### Task objective
For the copy, please give all of the data again exactly and leave the pictures out.

### Data for the task
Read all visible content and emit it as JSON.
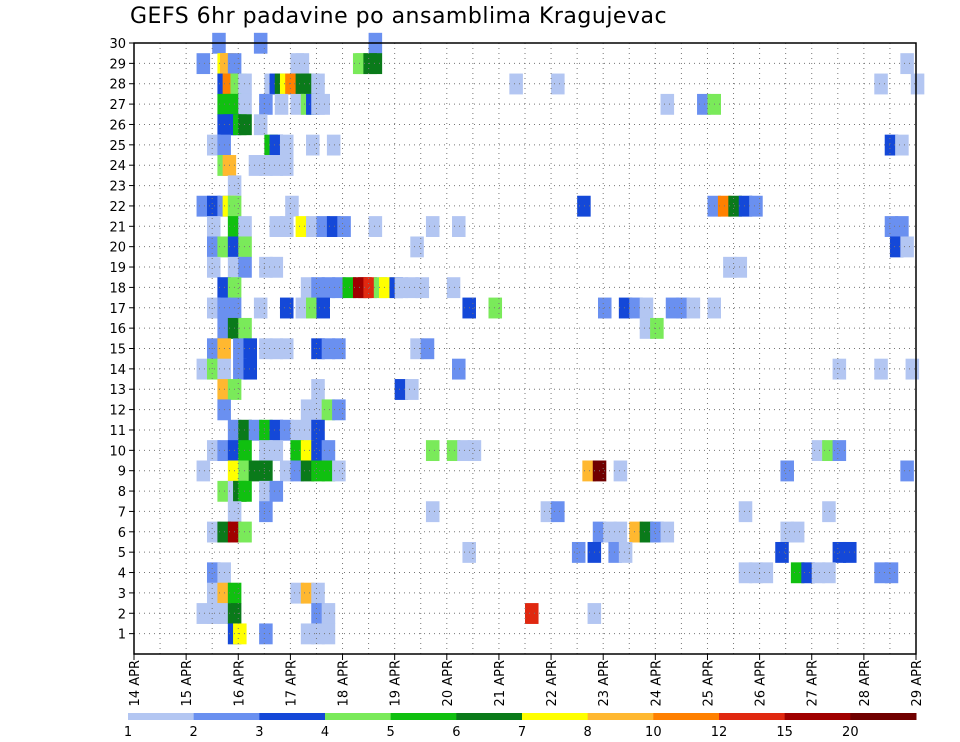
{
  "chart_data": {
    "type": "heatmap",
    "title": "GEFS 6hr padavine po ansamblima Kragujevac",
    "xlabel": "",
    "ylabel": "",
    "x_tick_labels": [
      "14 APR",
      "15 APR",
      "16 APR",
      "17 APR",
      "18 APR",
      "19 APR",
      "20 APR",
      "21 APR",
      "22 APR",
      "23 APR",
      "24 APR",
      "25 APR",
      "26 APR",
      "27 APR",
      "28 APR",
      "29 APR"
    ],
    "x_unit": "days since 14 APR, 6-hourly steps",
    "xlim": [
      0,
      15
    ],
    "y_tick_labels": [
      "1",
      "2",
      "3",
      "4",
      "5",
      "6",
      "7",
      "8",
      "9",
      "10",
      "11",
      "12",
      "13",
      "14",
      "15",
      "16",
      "17",
      "18",
      "19",
      "20",
      "21",
      "22",
      "23",
      "24",
      "25",
      "26",
      "27",
      "28",
      "29",
      "30"
    ],
    "ylim": [
      0,
      30
    ],
    "grid": true,
    "colorbar": {
      "labels": [
        "1",
        "2",
        "3",
        "4",
        "5",
        "6",
        "7",
        "8",
        "10",
        "12",
        "15",
        "20"
      ],
      "colors": [
        "#b3c6f2",
        "#6a90f0",
        "#1448d8",
        "#7aea5a",
        "#10c010",
        "#0a7a1a",
        "#ffff00",
        "#ffb830",
        "#ff8000",
        "#e02810",
        "#a00000",
        "#700000"
      ],
      "cell_color_codes": [
        "a",
        "b",
        "c",
        "d",
        "e",
        "f",
        "g",
        "h",
        "i",
        "j",
        "k",
        "l"
      ]
    },
    "cells": [
      [
        "30",
        "1.5:b,2.3:b,4.5:b"
      ],
      [
        "29",
        "1.2:b,1.6:g,1.65:h,1.7:h,1.8:b,3.0:a,3.1:a,4.2:d,4.25:d,4.4:f,4.5:f,14.7:a"
      ],
      [
        "28",
        "1.6:c,1.7:i,1.75:i,1.85:d,1.9:d,2.0:a,2.5:a,2.6:c,2.7:f,2.8:g,2.9:i,3.0:i,3.1:f,3.2:f,3.3:f,3.4:a,7.2:a,8.0:a,14.2:a,14.9:a"
      ],
      [
        "27",
        "1.6:e,1.7:e,1.8:e,2.0:a,2.4:b,2.7:a,3.0:a,3.2:d,3.3:c,3.4:a,3.5:a,10.1:a,10.8:b,11.0:d"
      ],
      [
        "26",
        "1.6:c,1.7:c,1.8:c,1.9:e,2.0:f,2.3:a"
      ],
      [
        "25",
        "1.4:a,1.6:b,2.5:e,2.6:c,2.8:a,3.3:a,3.7:a,14.4:c,14.6:a"
      ],
      [
        "24",
        "1.6:d,1.7:h,2.2:a,2.4:a,2.6:a,2.8:a"
      ],
      [
        "23",
        "1.8:a"
      ],
      [
        "22",
        "1.2:b,1.4:c,1.6:b,1.7:g,1.8:d,2.9:a,8.5:c,11.0:b,11.2:i,11.4:f,11.6:c,11.8:b"
      ],
      [
        "21",
        "1.4:a,1.8:e,2.0:a,2.6:a,2.8:a,3.1:g,3.3:a,3.5:b,3.7:c,3.9:b,4.5:a,5.6:a,6.1:a,14.4:b,14.6:b"
      ],
      [
        "20",
        "1.4:b,1.6:d,1.8:c,2.0:d,5.3:a,14.5:c,14.7:a"
      ],
      [
        "19",
        "1.4:a,1.8:a,2.0:b,2.4:a,2.6:a,11.3:a,11.5:a"
      ],
      [
        "18",
        "1.6:c,1.8:d,3.2:a,3.4:b,3.6:b,3.8:b,4.0:e,4.2:k,4.3:k,4.4:j,4.6:d,4.7:g,4.9:c,5.0:a,5.2:a,5.4:a,6.0:a"
      ],
      [
        "17",
        "1.4:a,1.6:b,1.8:b,2.3:a,2.8:c,3.1:a,3.3:d,3.5:c,6.3:c,6.8:d,8.9:b,9.3:c,9.5:b,9.7:a,10.2:b,10.4:b,10.6:a,11.0:a"
      ],
      [
        "16",
        "1.6:b,1.8:f,2.0:d,9.7:a,9.9:d"
      ],
      [
        "15",
        "1.4:b,1.6:h,1.9:b,2.1:c,2.4:a,2.6:a,2.8:a,3.4:c,3.6:b,3.8:b,5.3:a,5.5:b"
      ],
      [
        "14",
        "1.2:a,1.4:d,1.6:a,1.9:b,2.1:c,6.1:b,13.4:a,14.2:a,14.8:a"
      ],
      [
        "13",
        "1.6:h,1.8:d,3.4:a,5.0:c,5.2:a"
      ],
      [
        "12",
        "1.6:b,3.2:a,3.4:a,3.6:d,3.8:b"
      ],
      [
        "11",
        "1.8:b,2.0:f,2.2:b,2.4:e,2.6:c,2.8:b,3.0:a,3.2:a,3.4:c"
      ],
      [
        "10",
        "1.4:a,1.6:b,1.8:c,2.0:e,2.4:a,2.6:a,3.0:e,3.2:g,3.4:c,3.6:b,5.6:d,6.0:d,6.2:a,6.4:a,13.0:a,13.2:d,13.4:b"
      ],
      [
        "9",
        "1.2:a,1.8:g,2.0:d,2.2:f,2.4:f,2.8:a,3.0:b,3.2:f,3.4:e,3.6:e,3.8:a,8.6:h,8.8:l,9.2:a,12.4:b,14.7:b"
      ],
      [
        "8",
        "1.6:d,1.8:a,1.9:f,2.0:e,2.4:a,2.6:b"
      ],
      [
        "7",
        "1.8:a,2.4:b,5.6:a,7.8:a,8.0:b,11.6:a,13.2:a"
      ],
      [
        "6",
        "1.4:a,1.6:f,1.8:k,2.0:d,8.8:b,9.0:a,9.2:a,9.5:h,9.7:f,9.9:b,10.1:a,12.4:a,12.6:a"
      ],
      [
        "5",
        "6.3:a,8.4:b,8.7:c,9.1:b,9.3:a,12.3:c,13.4:c,13.6:c"
      ],
      [
        "4",
        "1.4:b,1.6:a,11.6:a,11.8:a,12.0:a,12.6:e,12.8:c,13.0:a,13.2:a,14.2:b,14.4:b"
      ],
      [
        "3",
        "1.4:a,1.6:h,1.8:e,3.0:a,3.2:h,3.4:a"
      ],
      [
        "2",
        "1.2:a,1.4:a,1.6:a,1.8:f,3.4:b,3.6:a,8.7:a,7.5:j"
      ],
      [
        "1",
        "1.8:c,1.9:g,2.4:b,3.2:a,3.4:a,3.6:a"
      ]
    ]
  }
}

### Written solution
Read all visible content and emit it as JSON.
{
  "chart_data": {
    "type": "heatmap",
    "title": "GEFS 6hr padavine po ansamblima Kragujevac",
    "xlabel": "",
    "ylabel": "",
    "x_tick_labels": [
      "14 APR",
      "15 APR",
      "16 APR",
      "17 APR",
      "18 APR",
      "19 APR",
      "20 APR",
      "21 APR",
      "22 APR",
      "23 APR",
      "24 APR",
      "25 APR",
      "26 APR",
      "27 APR",
      "28 APR",
      "29 APR"
    ],
    "x_unit": "days since 14 APR, 6-hourly steps",
    "xlim": [
      0,
      15
    ],
    "y_tick_labels": [
      "1",
      "2",
      "3",
      "4",
      "5",
      "6",
      "7",
      "8",
      "9",
      "10",
      "11",
      "12",
      "13",
      "14",
      "15",
      "16",
      "17",
      "18",
      "19",
      "20",
      "21",
      "22",
      "23",
      "24",
      "25",
      "26",
      "27",
      "28",
      "29",
      "30"
    ],
    "ylim": [
      0,
      30
    ],
    "grid": true,
    "colorbar": {
      "labels": [
        "1",
        "2",
        "3",
        "4",
        "5",
        "6",
        "7",
        "8",
        "10",
        "12",
        "15",
        "20"
      ],
      "colors": [
        "#b3c6f2",
        "#6a90f0",
        "#1448d8",
        "#7aea5a",
        "#10c010",
        "#0a7a1a",
        "#ffff00",
        "#ffb830",
        "#ff8000",
        "#e02810",
        "#a00000",
        "#700000"
      ],
      "cell_color_codes": [
        "a",
        "b",
        "c",
        "d",
        "e",
        "f",
        "g",
        "h",
        "i",
        "j",
        "k",
        "l"
      ]
    },
    "cells": [
      [
        "30",
        "1.5:b,2.3:b,4.5:b"
      ],
      [
        "29",
        "1.2:b,1.6:g,1.65:h,1.7:h,1.8:b,3.0:a,3.1:a,4.2:d,4.25:d,4.4:f,4.5:f,14.7:a"
      ],
      [
        "28",
        "1.6:c,1.7:i,1.75:i,1.85:d,1.9:d,2.0:a,2.5:a,2.6:c,2.7:f,2.8:g,2.9:i,3.0:i,3.1:f,3.2:f,3.3:f,3.4:a,7.2:a,8.0:a,14.2:a,14.9:a"
      ],
      [
        "27",
        "1.6:e,1.7:e,1.8:e,2.0:a,2.4:b,2.7:a,3.0:a,3.2:d,3.3:c,3.4:a,3.5:a,10.1:a,10.8:b,11.0:d"
      ],
      [
        "26",
        "1.6:c,1.7:c,1.8:c,1.9:e,2.0:f,2.3:a"
      ],
      [
        "25",
        "1.4:a,1.6:b,2.5:e,2.6:c,2.8:a,3.3:a,3.7:a,14.4:c,14.6:a"
      ],
      [
        "24",
        "1.6:d,1.7:h,2.2:a,2.4:a,2.6:a,2.8:a"
      ],
      [
        "23",
        "1.8:a"
      ],
      [
        "22",
        "1.2:b,1.4:c,1.6:b,1.7:g,1.8:d,2.9:a,8.5:c,11.0:b,11.2:i,11.4:f,11.6:c,11.8:b"
      ],
      [
        "21",
        "1.4:a,1.8:e,2.0:a,2.6:a,2.8:a,3.1:g,3.3:a,3.5:b,3.7:c,3.9:b,4.5:a,5.6:a,6.1:a,14.4:b,14.6:b"
      ],
      [
        "20",
        "1.4:b,1.6:d,1.8:c,2.0:d,5.3:a,14.5:c,14.7:a"
      ],
      [
        "19",
        "1.4:a,1.8:a,2.0:b,2.4:a,2.6:a,11.3:a,11.5:a"
      ],
      [
        "18",
        "1.6:c,1.8:d,3.2:a,3.4:b,3.6:b,3.8:b,4.0:e,4.2:k,4.3:k,4.4:j,4.6:d,4.7:g,4.9:c,5.0:a,5.2:a,5.4:a,6.0:a"
      ],
      [
        "17",
        "1.4:a,1.6:b,1.8:b,2.3:a,2.8:c,3.1:a,3.3:d,3.5:c,6.3:c,6.8:d,8.9:b,9.3:c,9.5:b,9.7:a,10.2:b,10.4:b,10.6:a,11.0:a"
      ],
      [
        "16",
        "1.6:b,1.8:f,2.0:d,9.7:a,9.9:d"
      ],
      [
        "15",
        "1.4:b,1.6:h,1.9:b,2.1:c,2.4:a,2.6:a,2.8:a,3.4:c,3.6:b,3.8:b,5.3:a,5.5:b"
      ],
      [
        "14",
        "1.2:a,1.4:d,1.6:a,1.9:b,2.1:c,6.1:b,13.4:a,14.2:a,14.8:a"
      ],
      [
        "13",
        "1.6:h,1.8:d,3.4:a,5.0:c,5.2:a"
      ],
      [
        "12",
        "1.6:b,3.2:a,3.4:a,3.6:d,3.8:b"
      ],
      [
        "11",
        "1.8:b,2.0:f,2.2:b,2.4:e,2.6:c,2.8:b,3.0:a,3.2:a,3.4:c"
      ],
      [
        "10",
        "1.4:a,1.6:b,1.8:c,2.0:e,2.4:a,2.6:a,3.0:e,3.2:g,3.4:c,3.6:b,5.6:d,6.0:d,6.2:a,6.4:a,13.0:a,13.2:d,13.4:b"
      ],
      [
        "9",
        "1.2:a,1.8:g,2.0:d,2.2:f,2.4:f,2.8:a,3.0:b,3.2:f,3.4:e,3.6:e,3.8:a,8.6:h,8.8:l,9.2:a,12.4:b,14.7:b"
      ],
      [
        "8",
        "1.6:d,1.8:a,1.9:f,2.0:e,2.4:a,2.6:b"
      ],
      [
        "7",
        "1.8:a,2.4:b,5.6:a,7.8:a,8.0:b,11.6:a,13.2:a"
      ],
      [
        "6",
        "1.4:a,1.6:f,1.8:k,2.0:d,8.8:b,9.0:a,9.2:a,9.5:h,9.7:f,9.9:b,10.1:a,12.4:a,12.6:a"
      ],
      [
        "5",
        "6.3:a,8.4:b,8.7:c,9.1:b,9.3:a,12.3:c,13.4:c,13.6:c"
      ],
      [
        "4",
        "1.4:b,1.6:a,11.6:a,11.8:a,12.0:a,12.6:e,12.8:c,13.0:a,13.2:a,14.2:b,14.4:b"
      ],
      [
        "3",
        "1.4:a,1.6:h,1.8:e,3.0:a,3.2:h,3.4:a"
      ],
      [
        "2",
        "1.2:a,1.4:a,1.6:a,1.8:f,3.4:b,3.6:a,8.7:a,7.5:j"
      ],
      [
        "1",
        "1.8:c,1.9:g,2.4:b,3.2:a,3.4:a,3.6:a"
      ]
    ]
  }
}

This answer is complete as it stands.